SHORT TASK
Transcribe the records below exactly.
* start RECORDS FOR THE TASK *
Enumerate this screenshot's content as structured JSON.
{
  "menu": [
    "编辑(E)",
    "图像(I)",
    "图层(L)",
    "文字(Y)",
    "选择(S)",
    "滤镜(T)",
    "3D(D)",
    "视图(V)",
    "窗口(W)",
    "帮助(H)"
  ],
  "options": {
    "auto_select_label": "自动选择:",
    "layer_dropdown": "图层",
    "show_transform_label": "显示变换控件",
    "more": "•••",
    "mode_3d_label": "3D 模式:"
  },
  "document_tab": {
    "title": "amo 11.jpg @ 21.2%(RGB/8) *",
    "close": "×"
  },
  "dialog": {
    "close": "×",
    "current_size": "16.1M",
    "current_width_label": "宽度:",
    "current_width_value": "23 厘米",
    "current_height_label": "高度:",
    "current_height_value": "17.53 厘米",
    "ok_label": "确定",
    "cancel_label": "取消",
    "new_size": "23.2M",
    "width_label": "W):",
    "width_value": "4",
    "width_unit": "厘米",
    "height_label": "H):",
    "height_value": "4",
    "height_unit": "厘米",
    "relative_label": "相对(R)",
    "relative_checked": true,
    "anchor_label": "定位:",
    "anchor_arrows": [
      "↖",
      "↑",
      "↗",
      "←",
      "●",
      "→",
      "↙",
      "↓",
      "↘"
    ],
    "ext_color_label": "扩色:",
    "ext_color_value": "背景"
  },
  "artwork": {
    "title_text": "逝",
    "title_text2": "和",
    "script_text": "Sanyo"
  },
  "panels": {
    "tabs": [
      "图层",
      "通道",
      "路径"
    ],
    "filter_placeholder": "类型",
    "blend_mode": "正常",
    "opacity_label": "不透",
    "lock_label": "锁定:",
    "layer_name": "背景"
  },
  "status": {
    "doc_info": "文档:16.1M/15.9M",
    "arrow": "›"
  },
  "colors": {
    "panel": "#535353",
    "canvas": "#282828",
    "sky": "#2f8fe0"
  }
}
* end RECORDS FOR THE TASK *
EXERCISE OUTPUT
Enumerate this screenshot's content as structured JSON.
{
  "menu": [
    "编辑(E)",
    "图像(I)",
    "图层(L)",
    "文字(Y)",
    "选择(S)",
    "滤镜(T)",
    "3D(D)",
    "视图(V)",
    "窗口(W)",
    "帮助(H)"
  ],
  "options": {
    "auto_select_label": "自动选择:",
    "layer_dropdown": "图层",
    "show_transform_label": "显示变换控件",
    "more": "•••",
    "mode_3d_label": "3D 模式:"
  },
  "document_tab": {
    "title": "amo 11.jpg @ 21.2%(RGB/8) *",
    "close": "×"
  },
  "dialog": {
    "close": "×",
    "current_size": "16.1M",
    "current_width_label": "宽度:",
    "current_width_value": "23 厘米",
    "current_height_label": "高度:",
    "current_height_value": "17.53 厘米",
    "ok_label": "确定",
    "cancel_label": "取消",
    "new_size": "23.2M",
    "width_label": "W):",
    "width_value": "4",
    "width_unit": "厘米",
    "height_label": "H):",
    "height_value": "4",
    "height_unit": "厘米",
    "relative_label": "相对(R)",
    "relative_checked": true,
    "anchor_label": "定位:",
    "anchor_arrows": [
      "↖",
      "↑",
      "↗",
      "←",
      "●",
      "→",
      "↙",
      "↓",
      "↘"
    ],
    "ext_color_label": "扩色:",
    "ext_color_value": "背景"
  },
  "artwork": {
    "title_text": "逝",
    "title_text2": "和",
    "script_text": "Sanyo"
  },
  "panels": {
    "tabs": [
      "图层",
      "通道",
      "路径"
    ],
    "filter_placeholder": "类型",
    "blend_mode": "正常",
    "opacity_label": "不透",
    "lock_label": "锁定:",
    "layer_name": "背景"
  },
  "status": {
    "doc_info": "文档:16.1M/15.9M",
    "arrow": "›"
  },
  "colors": {
    "panel": "#535353",
    "canvas": "#282828",
    "sky": "#2f8fe0"
  }
}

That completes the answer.